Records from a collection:
Start
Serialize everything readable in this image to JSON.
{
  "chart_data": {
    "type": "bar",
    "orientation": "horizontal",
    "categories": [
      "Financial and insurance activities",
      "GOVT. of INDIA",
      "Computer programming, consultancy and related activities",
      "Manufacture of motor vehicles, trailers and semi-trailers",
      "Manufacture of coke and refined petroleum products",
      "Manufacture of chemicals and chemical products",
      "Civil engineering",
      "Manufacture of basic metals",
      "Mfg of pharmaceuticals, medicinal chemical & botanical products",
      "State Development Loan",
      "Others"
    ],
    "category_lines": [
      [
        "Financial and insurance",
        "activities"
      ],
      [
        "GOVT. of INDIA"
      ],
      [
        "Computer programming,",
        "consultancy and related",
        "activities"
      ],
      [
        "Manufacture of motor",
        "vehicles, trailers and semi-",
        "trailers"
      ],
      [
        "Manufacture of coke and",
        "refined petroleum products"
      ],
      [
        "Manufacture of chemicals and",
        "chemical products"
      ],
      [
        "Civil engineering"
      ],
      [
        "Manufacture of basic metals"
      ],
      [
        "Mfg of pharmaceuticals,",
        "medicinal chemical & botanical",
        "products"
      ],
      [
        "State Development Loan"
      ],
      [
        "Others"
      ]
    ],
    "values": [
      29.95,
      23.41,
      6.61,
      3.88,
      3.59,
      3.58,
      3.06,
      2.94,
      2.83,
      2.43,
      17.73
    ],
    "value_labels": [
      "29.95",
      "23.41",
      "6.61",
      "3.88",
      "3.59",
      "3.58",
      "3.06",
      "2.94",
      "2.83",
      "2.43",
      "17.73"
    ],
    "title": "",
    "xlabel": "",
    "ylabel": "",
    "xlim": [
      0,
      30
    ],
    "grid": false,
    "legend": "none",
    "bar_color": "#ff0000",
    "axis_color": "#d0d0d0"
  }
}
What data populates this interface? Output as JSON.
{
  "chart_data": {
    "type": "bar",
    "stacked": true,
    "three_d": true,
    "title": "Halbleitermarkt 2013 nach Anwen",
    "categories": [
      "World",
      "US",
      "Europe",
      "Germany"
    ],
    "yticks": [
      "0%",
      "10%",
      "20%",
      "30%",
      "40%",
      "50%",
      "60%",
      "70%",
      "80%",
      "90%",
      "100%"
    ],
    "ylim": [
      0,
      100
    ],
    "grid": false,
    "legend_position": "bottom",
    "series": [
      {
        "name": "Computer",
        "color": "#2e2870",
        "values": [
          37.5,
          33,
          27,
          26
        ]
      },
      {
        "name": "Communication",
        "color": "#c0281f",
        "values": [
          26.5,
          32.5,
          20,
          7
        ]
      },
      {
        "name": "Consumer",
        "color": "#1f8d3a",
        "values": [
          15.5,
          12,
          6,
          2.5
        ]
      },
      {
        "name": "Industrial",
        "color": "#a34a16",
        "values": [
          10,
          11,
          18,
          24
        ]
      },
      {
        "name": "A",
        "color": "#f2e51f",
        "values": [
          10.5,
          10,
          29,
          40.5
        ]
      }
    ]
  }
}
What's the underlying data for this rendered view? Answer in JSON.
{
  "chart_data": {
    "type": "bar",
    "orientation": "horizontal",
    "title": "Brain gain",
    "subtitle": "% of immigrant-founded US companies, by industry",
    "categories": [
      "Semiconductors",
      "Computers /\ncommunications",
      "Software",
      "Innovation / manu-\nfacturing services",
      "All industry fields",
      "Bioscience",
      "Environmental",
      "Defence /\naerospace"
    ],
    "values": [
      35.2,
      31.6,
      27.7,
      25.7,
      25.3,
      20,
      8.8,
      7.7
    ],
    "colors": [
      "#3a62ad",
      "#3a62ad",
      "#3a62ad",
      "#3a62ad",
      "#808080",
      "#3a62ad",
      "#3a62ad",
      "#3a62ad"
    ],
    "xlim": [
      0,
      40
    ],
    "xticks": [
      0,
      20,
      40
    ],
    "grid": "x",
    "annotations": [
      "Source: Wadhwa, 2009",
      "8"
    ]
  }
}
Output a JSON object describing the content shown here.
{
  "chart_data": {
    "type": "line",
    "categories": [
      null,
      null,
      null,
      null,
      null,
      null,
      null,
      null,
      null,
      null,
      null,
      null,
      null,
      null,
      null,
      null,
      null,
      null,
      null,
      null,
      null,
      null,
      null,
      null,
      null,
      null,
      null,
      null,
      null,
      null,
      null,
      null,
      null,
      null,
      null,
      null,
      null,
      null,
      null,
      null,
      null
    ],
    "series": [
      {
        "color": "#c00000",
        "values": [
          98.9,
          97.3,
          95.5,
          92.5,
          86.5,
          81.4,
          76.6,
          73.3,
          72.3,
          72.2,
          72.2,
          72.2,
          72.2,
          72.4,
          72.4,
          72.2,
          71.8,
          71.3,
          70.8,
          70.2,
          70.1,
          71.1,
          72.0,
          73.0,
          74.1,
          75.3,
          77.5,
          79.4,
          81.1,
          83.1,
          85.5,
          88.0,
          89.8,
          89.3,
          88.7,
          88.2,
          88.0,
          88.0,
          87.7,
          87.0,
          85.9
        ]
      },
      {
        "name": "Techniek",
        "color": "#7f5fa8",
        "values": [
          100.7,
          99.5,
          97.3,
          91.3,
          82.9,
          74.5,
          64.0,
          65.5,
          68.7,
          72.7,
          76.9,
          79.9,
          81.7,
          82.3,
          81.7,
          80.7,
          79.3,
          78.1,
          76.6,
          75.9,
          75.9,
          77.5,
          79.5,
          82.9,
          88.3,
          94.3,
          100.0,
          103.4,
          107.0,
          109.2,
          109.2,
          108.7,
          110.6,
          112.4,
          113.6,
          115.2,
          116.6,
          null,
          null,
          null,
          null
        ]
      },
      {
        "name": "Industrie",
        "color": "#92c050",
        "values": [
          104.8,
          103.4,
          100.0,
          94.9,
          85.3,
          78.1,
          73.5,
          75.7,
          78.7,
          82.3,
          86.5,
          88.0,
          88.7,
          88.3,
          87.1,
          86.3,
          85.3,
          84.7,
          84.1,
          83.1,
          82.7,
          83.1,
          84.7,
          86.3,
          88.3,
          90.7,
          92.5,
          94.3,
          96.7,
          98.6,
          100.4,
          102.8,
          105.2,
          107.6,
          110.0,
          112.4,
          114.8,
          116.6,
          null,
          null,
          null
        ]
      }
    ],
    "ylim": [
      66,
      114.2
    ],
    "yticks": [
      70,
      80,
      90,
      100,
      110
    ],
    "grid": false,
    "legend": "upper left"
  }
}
End
**Set problem**
Pull every line containing "name" from the material above.

**Exercise solution**
        "name": "Computer",
        "name": "Communication",
        "name": "Consumer",
        "name": "Industrial",
        "name": "A",
        "name": "Techniek",
        "name": "Industrie",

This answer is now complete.